* Goal
Quote the whole listing verbatim.
***** Dataset records
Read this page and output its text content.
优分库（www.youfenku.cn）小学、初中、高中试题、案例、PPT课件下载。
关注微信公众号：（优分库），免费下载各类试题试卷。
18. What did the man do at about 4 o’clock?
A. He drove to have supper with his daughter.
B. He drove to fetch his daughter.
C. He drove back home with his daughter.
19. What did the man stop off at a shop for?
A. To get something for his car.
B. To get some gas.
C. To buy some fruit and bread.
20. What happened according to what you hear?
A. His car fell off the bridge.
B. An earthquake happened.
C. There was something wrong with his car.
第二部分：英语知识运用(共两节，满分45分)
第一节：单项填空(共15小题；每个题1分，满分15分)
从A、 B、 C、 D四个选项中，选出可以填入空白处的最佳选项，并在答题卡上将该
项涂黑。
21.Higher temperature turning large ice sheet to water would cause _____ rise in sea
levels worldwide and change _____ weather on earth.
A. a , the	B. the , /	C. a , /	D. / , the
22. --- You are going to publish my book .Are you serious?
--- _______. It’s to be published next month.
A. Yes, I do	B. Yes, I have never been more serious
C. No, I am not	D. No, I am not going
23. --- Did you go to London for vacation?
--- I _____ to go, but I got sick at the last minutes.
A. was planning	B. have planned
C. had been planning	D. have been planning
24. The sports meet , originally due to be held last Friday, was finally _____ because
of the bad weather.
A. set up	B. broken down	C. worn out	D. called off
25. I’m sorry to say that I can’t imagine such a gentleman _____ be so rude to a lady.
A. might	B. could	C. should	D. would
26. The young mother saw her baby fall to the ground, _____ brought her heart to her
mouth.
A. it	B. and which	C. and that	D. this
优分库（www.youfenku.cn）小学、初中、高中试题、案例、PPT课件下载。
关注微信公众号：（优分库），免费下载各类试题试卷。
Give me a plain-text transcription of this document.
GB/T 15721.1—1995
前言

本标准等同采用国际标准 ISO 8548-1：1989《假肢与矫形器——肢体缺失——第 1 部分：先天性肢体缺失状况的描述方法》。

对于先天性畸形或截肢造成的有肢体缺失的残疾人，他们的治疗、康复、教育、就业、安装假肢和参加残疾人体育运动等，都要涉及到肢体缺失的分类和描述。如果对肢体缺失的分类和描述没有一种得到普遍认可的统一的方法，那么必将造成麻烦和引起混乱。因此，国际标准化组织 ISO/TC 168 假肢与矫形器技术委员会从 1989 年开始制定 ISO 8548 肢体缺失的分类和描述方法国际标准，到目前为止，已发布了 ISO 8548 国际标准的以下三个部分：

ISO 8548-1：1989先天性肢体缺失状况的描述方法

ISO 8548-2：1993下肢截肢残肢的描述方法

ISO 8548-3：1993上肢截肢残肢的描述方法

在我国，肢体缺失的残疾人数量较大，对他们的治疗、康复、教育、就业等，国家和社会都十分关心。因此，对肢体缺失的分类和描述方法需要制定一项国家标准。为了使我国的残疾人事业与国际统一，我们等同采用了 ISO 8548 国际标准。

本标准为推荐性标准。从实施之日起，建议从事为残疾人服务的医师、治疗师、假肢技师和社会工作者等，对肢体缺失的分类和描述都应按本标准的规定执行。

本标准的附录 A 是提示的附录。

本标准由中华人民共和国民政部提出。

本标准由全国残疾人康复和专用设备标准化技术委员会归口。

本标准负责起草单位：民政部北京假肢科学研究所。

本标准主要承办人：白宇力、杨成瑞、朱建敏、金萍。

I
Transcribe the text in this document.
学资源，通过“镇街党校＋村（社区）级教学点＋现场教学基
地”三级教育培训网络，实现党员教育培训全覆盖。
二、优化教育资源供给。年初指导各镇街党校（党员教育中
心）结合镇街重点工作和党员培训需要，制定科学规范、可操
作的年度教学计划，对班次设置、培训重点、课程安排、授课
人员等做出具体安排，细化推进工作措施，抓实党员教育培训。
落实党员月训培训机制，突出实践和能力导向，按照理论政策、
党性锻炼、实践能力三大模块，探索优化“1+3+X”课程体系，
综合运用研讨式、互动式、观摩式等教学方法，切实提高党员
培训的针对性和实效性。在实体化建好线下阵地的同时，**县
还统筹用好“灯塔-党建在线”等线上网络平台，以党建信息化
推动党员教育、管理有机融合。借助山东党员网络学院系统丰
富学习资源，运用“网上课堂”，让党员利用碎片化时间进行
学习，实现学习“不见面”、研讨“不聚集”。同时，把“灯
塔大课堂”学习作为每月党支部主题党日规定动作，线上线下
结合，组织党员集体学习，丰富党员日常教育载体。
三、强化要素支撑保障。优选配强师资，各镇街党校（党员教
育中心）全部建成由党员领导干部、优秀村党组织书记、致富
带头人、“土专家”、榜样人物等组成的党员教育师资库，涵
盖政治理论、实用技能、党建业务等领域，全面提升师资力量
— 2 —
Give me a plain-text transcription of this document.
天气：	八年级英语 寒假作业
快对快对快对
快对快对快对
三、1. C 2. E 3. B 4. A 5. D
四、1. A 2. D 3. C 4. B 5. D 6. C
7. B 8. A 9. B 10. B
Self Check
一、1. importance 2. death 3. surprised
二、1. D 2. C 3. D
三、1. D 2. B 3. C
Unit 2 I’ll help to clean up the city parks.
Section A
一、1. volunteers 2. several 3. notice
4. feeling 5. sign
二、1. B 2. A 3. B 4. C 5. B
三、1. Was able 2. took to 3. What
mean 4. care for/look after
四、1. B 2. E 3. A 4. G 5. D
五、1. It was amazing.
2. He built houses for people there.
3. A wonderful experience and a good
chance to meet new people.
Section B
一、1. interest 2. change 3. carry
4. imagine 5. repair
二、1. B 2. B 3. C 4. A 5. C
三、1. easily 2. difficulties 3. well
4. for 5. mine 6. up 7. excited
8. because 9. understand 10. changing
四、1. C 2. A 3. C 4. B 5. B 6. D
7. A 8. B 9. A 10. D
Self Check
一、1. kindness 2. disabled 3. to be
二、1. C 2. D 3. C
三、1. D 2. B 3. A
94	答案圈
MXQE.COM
**********
* Response
Read this page and output its text content.
优分库（www.youfenku.cn）小学、初中、高中试题、案例、PPT课件下载。
关注微信公众号：（优分库），免费下载各类试题试卷。
18. What did the man do at about 4 o’clock?
A. He drove to have supper with his daughter.
B. He drove to fetch his daughter.
C. He drove back home with his daughter.
19. What did the man stop off at a shop for?
A. To get something for his car.
B. To get some gas.
C. To buy some fruit and bread.
20. What happened according to what you hear?
A. His car fell off the bridge.
B. An earthquake happened.
C. There was something wrong with his car.
第二部分：英语知识运用(共两节，满分45分)
第一节：单项填空(共15小题；每个题1分，满分15分)
从A、 B、 C、 D四个选项中，选出可以填入空白处的最佳选项，并在答题卡上将该
项涂黑。
21.Higher temperature turning large ice sheet to water would cause _____ rise in sea
levels worldwide and change _____ weather on earth.
A. a , the	B. the , /	C. a , /	D. / , the
22. --- You are going to publish my book .Are you serious?
--- _______. It’s to be published next month.
A. Yes, I do	B. Yes, I have never been more serious
C. No, I am not	D. No, I am not going
23. --- Did you go to London for vacation?
--- I _____ to go, but I got sick at the last minutes.
A. was planning	B. have planned
C. had been planning	D. have been planning
24. The sports meet , originally due to be held last Friday, was finally _____ because
of the bad weather.
A. set up	B. broken down	C. worn out	D. called off
25. I’m sorry to say that I can’t imagine such a gentleman _____ be so rude to a lady.
A. might	B. could	C. should	D. would
26. The young mother saw her baby fall to the ground, _____ brought her heart to her
mouth.
A. it	B. and which	C. and that	D. this
优分库（www.youfenku.cn）小学、初中、高中试题、案例、PPT课件下载。
关注微信公众号：（优分库），免费下载各类试题试卷。
Give me a plain-text transcription of this document.
GB/T 15721.1—1995
前言

本标准等同采用国际标准 ISO 8548-1：1989《假肢与矫形器——肢体缺失——第 1 部分：先天性肢体缺失状况的描述方法》。

对于先天性畸形或截肢造成的有肢体缺失的残疾人，他们的治疗、康复、教育、就业、安装假肢和参加残疾人体育运动等，都要涉及到肢体缺失的分类和描述。如果对肢体缺失的分类和描述没有一种得到普遍认可的统一的方法，那么必将造成麻烦和引起混乱。因此，国际标准化组织 ISO/TC 168 假肢与矫形器技术委员会从 1989 年开始制定 ISO 8548 肢体缺失的分类和描述方法国际标准，到目前为止，已发布了 ISO 8548 国际标准的以下三个部分：

ISO 8548-1：1989先天性肢体缺失状况的描述方法

ISO 8548-2：1993下肢截肢残肢的描述方法

ISO 8548-3：1993上肢截肢残肢的描述方法

在我国，肢体缺失的残疾人数量较大，对他们的治疗、康复、教育、就业等，国家和社会都十分关心。因此，对肢体缺失的分类和描述方法需要制定一项国家标准。为了使我国的残疾人事业与国际统一，我们等同采用了 ISO 8548 国际标准。

本标准为推荐性标准。从实施之日起，建议从事为残疾人服务的医师、治疗师、假肢技师和社会工作者等，对肢体缺失的分类和描述都应按本标准的规定执行。

本标准的附录 A 是提示的附录。

本标准由中华人民共和国民政部提出。

本标准由全国残疾人康复和专用设备标准化技术委员会归口。

本标准负责起草单位：民政部北京假肢科学研究所。

本标准主要承办人：白宇力、杨成瑞、朱建敏、金萍。

I
Transcribe the text in this document.
学资源，通过“镇街党校＋村（社区）级教学点＋现场教学基
地”三级教育培训网络，实现党员教育培训全覆盖。
二、优化教育资源供给。年初指导各镇街党校（党员教育中
心）结合镇街重点工作和党员培训需要，制定科学规范、可操
作的年度教学计划，对班次设置、培训重点、课程安排、授课
人员等做出具体安排，细化推进工作措施，抓实党员教育培训。
落实党员月训培训机制，突出实践和能力导向，按照理论政策、
党性锻炼、实践能力三大模块，探索优化“1+3+X”课程体系，
综合运用研讨式、互动式、观摩式等教学方法，切实提高党员
培训的针对性和实效性。在实体化建好线下阵地的同时，**县
还统筹用好“灯塔-党建在线”等线上网络平台，以党建信息化
推动党员教育、管理有机融合。借助山东党员网络学院系统丰
富学习资源，运用“网上课堂”，让党员利用碎片化时间进行
学习，实现学习“不见面”、研讨“不聚集”。同时，把“灯
塔大课堂”学习作为每月党支部主题党日规定动作，线上线下
结合，组织党员集体学习，丰富党员日常教育载体。
三、强化要素支撑保障。优选配强师资，各镇街党校（党员教
育中心）全部建成由党员领导干部、优秀村党组织书记、致富
带头人、“土专家”、榜样人物等组成的党员教育师资库，涵
盖政治理论、实用技能、党建业务等领域，全面提升师资力量
— 2 —
Give me a plain-text transcription of this document.
天气：	八年级英语 寒假作业
快对快对快对
快对快对快对
三、1. C 2. E 3. B 4. A 5. D
四、1. A 2. D 3. C 4. B 5. D 6. C
7. B 8. A 9. B 10. B
Self Check
一、1. importance 2. death 3. surprised
二、1. D 2. C 3. D
三、1. D 2. B 3. C
Unit 2 I’ll help to clean up the city parks.
Section A
一、1. volunteers 2. several 3. notice
4. feeling 5. sign
二、1. B 2. A 3. B 4. C 5. B
三、1. Was able 2. took to 3. What
mean 4. care for/look after
四、1. B 2. E 3. A 4. G 5. D
五、1. It was amazing.
2. He built houses for people there.
3. A wonderful experience and a good
chance to meet new people.
Section B
一、1. interest 2. change 3. carry
4. imagine 5. repair
二、1. B 2. B 3. C 4. A 5. C
三、1. easily 2. difficulties 3. well
4. for 5. mine 6. up 7. excited
8. because 9. understand 10. changing
四、1. C 2. A 3. C 4. B 5. B 6. D
7. A 8. B 9. A 10. D
Self Check
一、1. kindness 2. disabled 3. to be
二、1. C 2. D 3. C
三、1. D 2. B 3. A
94	答案圈
MXQE.COM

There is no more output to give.